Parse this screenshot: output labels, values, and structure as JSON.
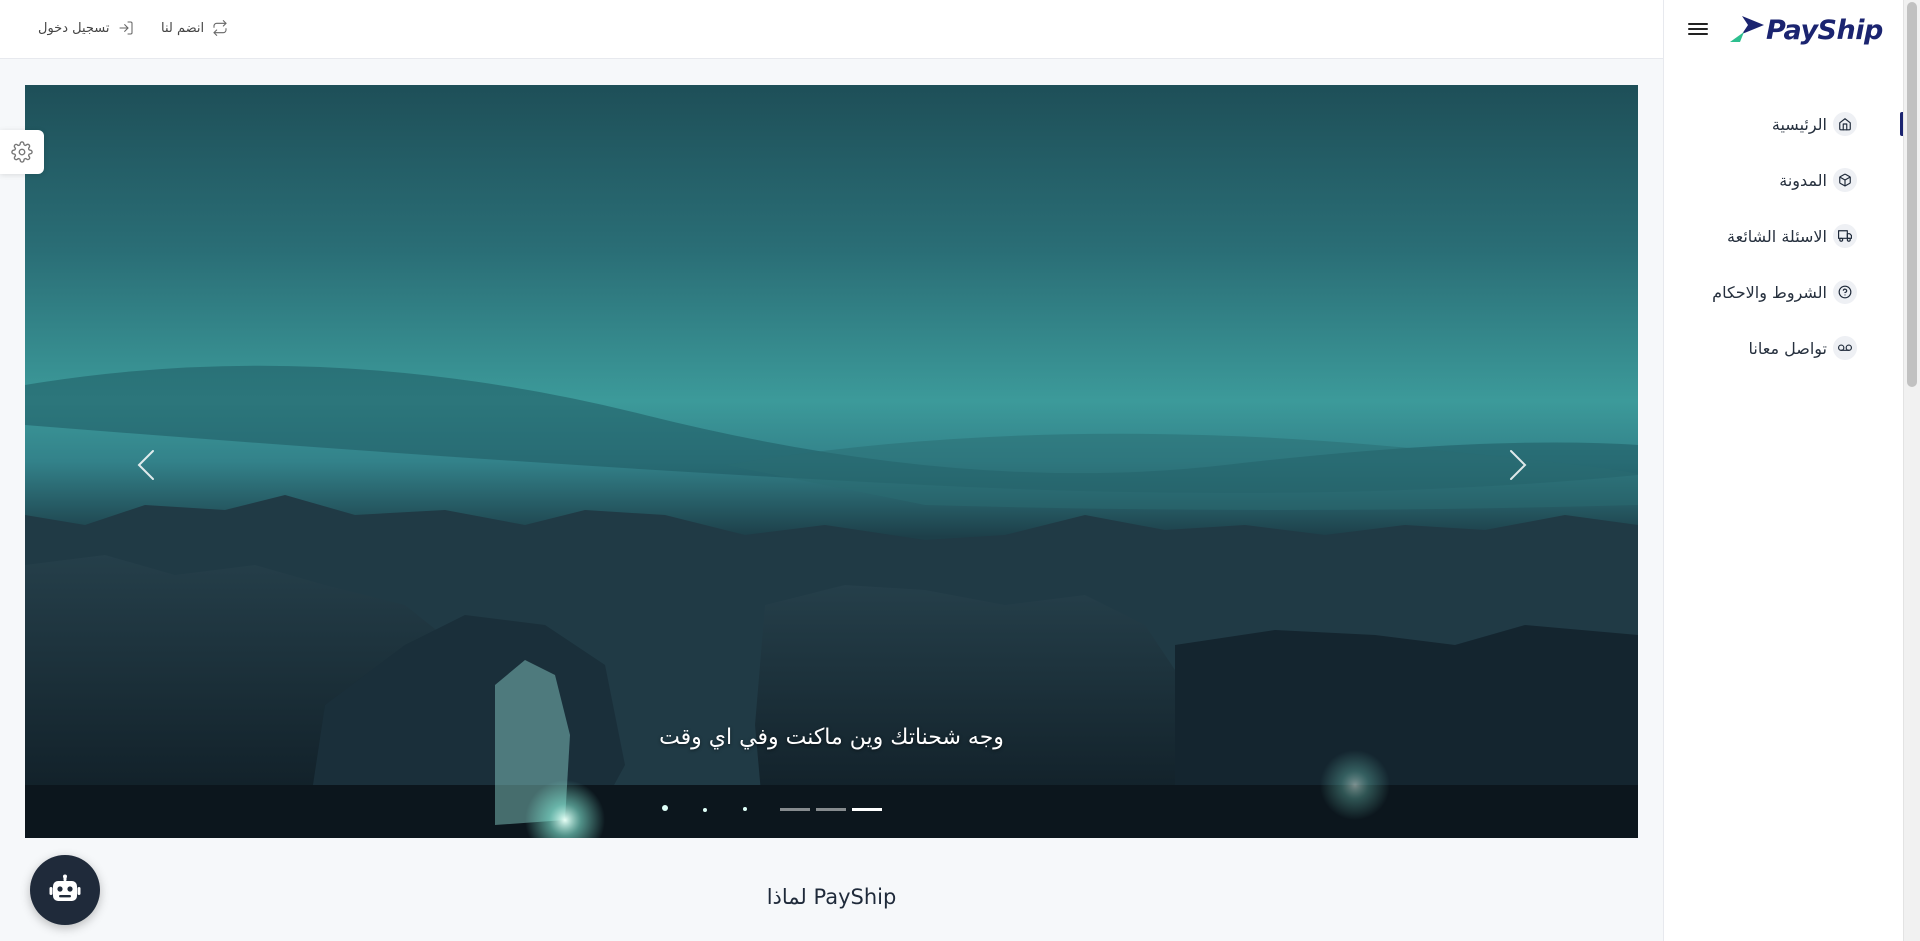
{
  "topbar": {
    "join_label": "انضم لنا",
    "login_label": "تسجيل دخول"
  },
  "brand": {
    "name": "PayShip",
    "colors": {
      "primary": "#1b2470",
      "accent": "#2dbf8f"
    }
  },
  "sidebar": {
    "items": [
      {
        "label": "الرئيسية",
        "icon": "home-icon",
        "active": true
      },
      {
        "label": "المدونة",
        "icon": "box-icon",
        "active": false
      },
      {
        "label": "الاسئلة الشائعة",
        "icon": "truck-icon",
        "active": false
      },
      {
        "label": "الشروط والاحكام",
        "icon": "help-circle-icon",
        "active": false
      },
      {
        "label": "تواصل معانا",
        "icon": "voicemail-icon",
        "active": false
      }
    ]
  },
  "hero": {
    "caption": "وجه شحناتك وين ماكنت وفي اي وقت",
    "slide_count": 3,
    "active_slide": 3
  },
  "section": {
    "title": "لماذا PayShip"
  },
  "chatbot": {
    "icon": "robot-icon"
  },
  "settings": {
    "icon": "gear-icon"
  }
}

◇ ◇ ◇ ◇

**Stated goal:** Filter the records down to the lines that contain the string "icon", and copy those lines.

**Full output:**
        "icon": "home-icon",
        "icon": "box-icon",
        "icon": "truck-icon",
        "icon": "help-circle-icon",
        "icon": "voicemail-icon",
    "icon": "robot-icon"
    "icon": "gear-icon"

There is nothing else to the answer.